**INSTRUCTION:** Copy every line of the entries that includes the word "title".

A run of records
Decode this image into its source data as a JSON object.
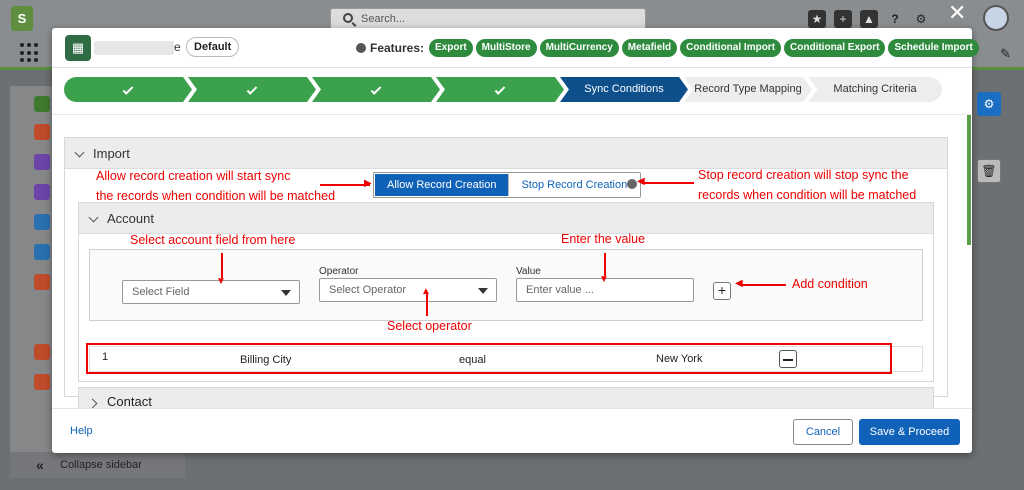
{
  "topbar": {
    "search_placeholder": "Search...",
    "notification_count": "+"
  },
  "sidebar": {
    "collapse_label": "Collapse sidebar"
  },
  "modal": {
    "store_name_suffix": "e",
    "default_badge": "Default",
    "features_label": "Features:",
    "features": [
      "Export",
      "MultiStore",
      "MultiCurrency",
      "Metafield",
      "Conditional Import",
      "Conditional Export",
      "Schedule Import"
    ],
    "steps": [
      {
        "label": "",
        "state": "done"
      },
      {
        "label": "",
        "state": "done"
      },
      {
        "label": "",
        "state": "done"
      },
      {
        "label": "",
        "state": "done"
      },
      {
        "label": "Sync Conditions",
        "state": "active"
      },
      {
        "label": "Record Type Mapping",
        "state": "todo"
      },
      {
        "label": "Matching Criteria",
        "state": "todo"
      }
    ],
    "import_section": {
      "title": "Import",
      "allow_button": "Allow Record Creation",
      "stop_button": "Stop Record Creation"
    },
    "account_section": {
      "title": "Account",
      "field_placeholder": "Select Field",
      "operator_label": "Operator",
      "operator_placeholder": "Select Operator",
      "value_label": "Value",
      "value_placeholder": "Enter value ...",
      "add_button": "+"
    },
    "condition_row": {
      "index": "1",
      "field": "Billing City",
      "operator": "equal",
      "value": "New York"
    },
    "contact_section": {
      "title": "Contact"
    },
    "footer": {
      "help": "Help",
      "cancel": "Cancel",
      "save": "Save & Proceed"
    }
  },
  "annotations": {
    "allow_line1": "Allow record creation will start sync",
    "allow_line2": "the records when condition will be matched",
    "stop_line1": "Stop record creation will stop sync the",
    "stop_line2": "records when condition will be matched",
    "select_field": "Select account field from here",
    "enter_value": "Enter the value",
    "add_condition": "Add condition",
    "select_operator": "Select operator"
  },
  "colors": {
    "accent": "#0f62b8",
    "success": "#3ba14d",
    "active_step": "#0d4f8b",
    "annotation": "#e00000"
  }
}
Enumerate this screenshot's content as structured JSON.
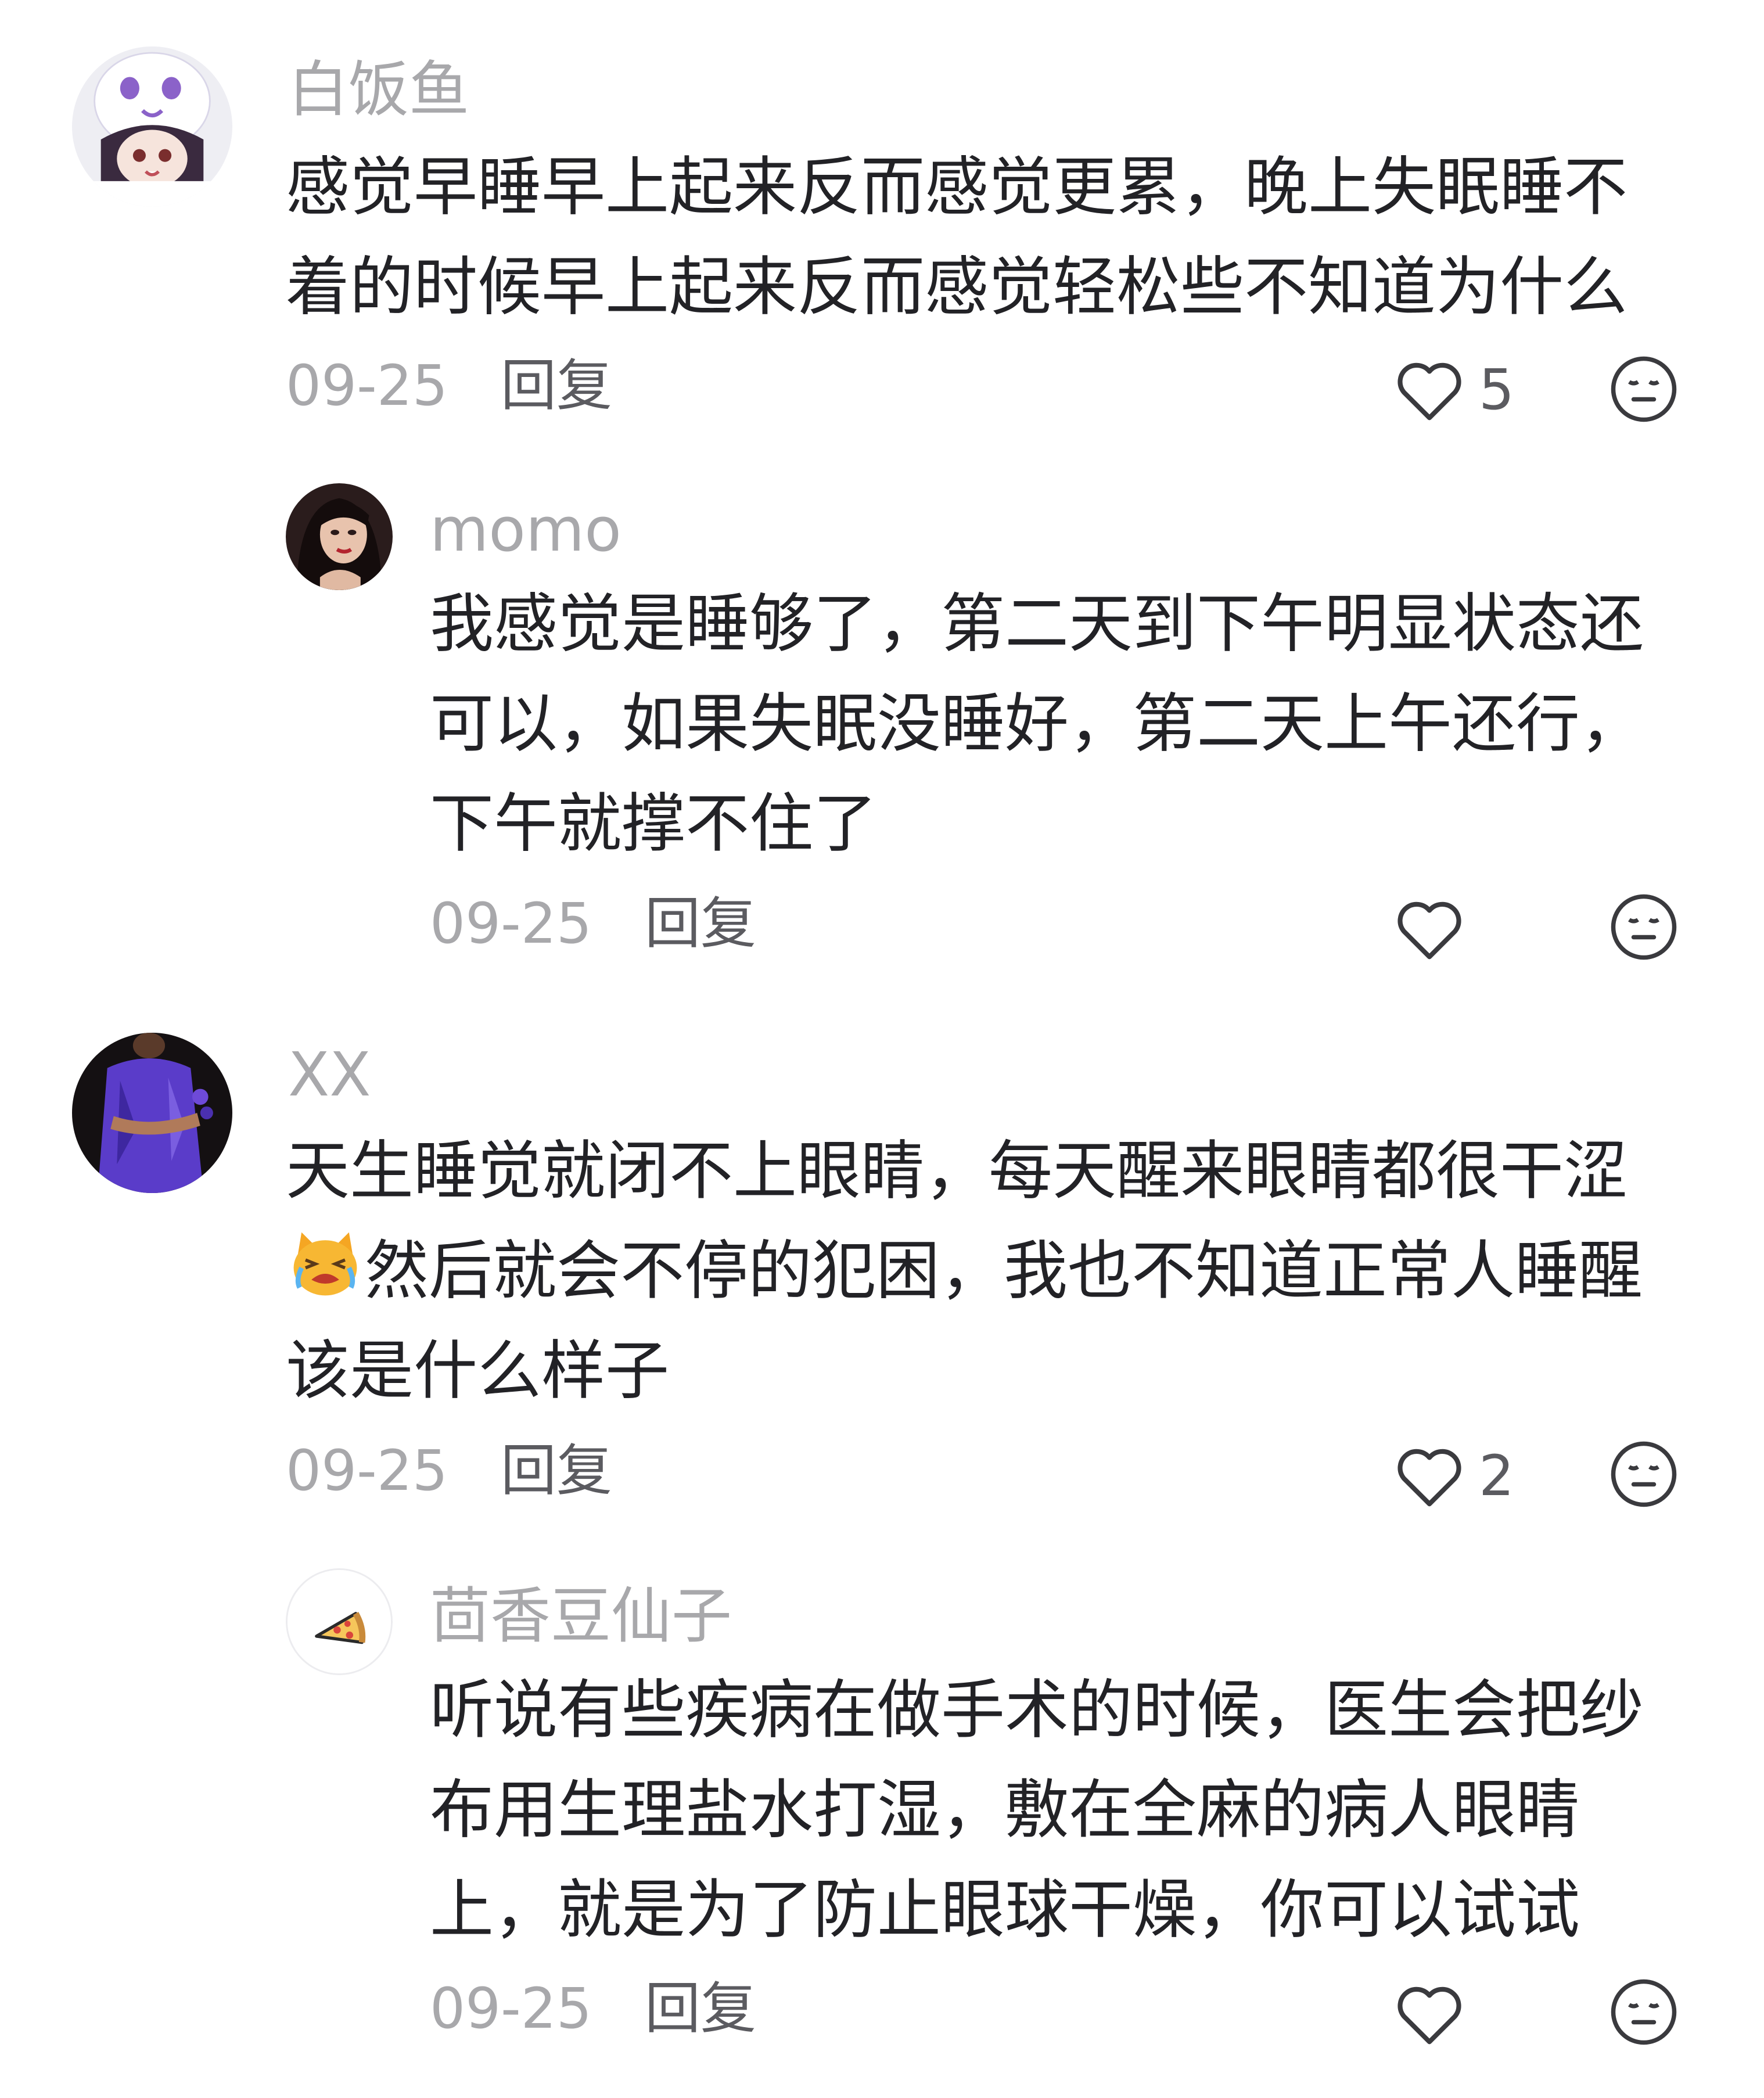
{
  "comments": [
    {
      "username": "白饭鱼",
      "text": "感觉早睡早上起来反而感觉更累，晚上失眠睡不着的时候早上起来反而感觉轻松些不知道为什么",
      "date": "09-25",
      "reply_label": "回复",
      "likes": "5"
    },
    {
      "username": "momo",
      "text": "我感觉是睡够了，第二天到下午明显状态还可以，如果失眠没睡好，第二天上午还行，下午就撑不住了",
      "date": "09-25",
      "reply_label": "回复",
      "likes": ""
    },
    {
      "username": "XX",
      "text_part1": "天生睡觉就闭不上眼睛，每天醒来眼睛都很干涩",
      "text_part2": "然后就会不停的犯困，我也不知道正常人睡醒该是什么样子",
      "date": "09-25",
      "reply_label": "回复",
      "likes": "2"
    },
    {
      "username": "茴香豆仙子",
      "text": "听说有些疾病在做手术的时候，医生会把纱布用生理盐水打湿，敷在全麻的病人眼睛上，就是为了防止眼球干燥，你可以试试",
      "date": "09-25",
      "reply_label": "回复",
      "likes": ""
    }
  ],
  "icons": {
    "like": "heart-outline-icon",
    "dislike": "meh-face-icon",
    "crying_cat": "crying-cat-emoji"
  },
  "colors": {
    "username": "#a8a8ab",
    "text": "#222226",
    "meta": "#a8a8ab",
    "icon_stroke": "#3a3a3e"
  }
}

**SOLUTION FOR THIS EXERCISE:**
      "title": "Import",
      "title": "Account",
      "title": "Contact"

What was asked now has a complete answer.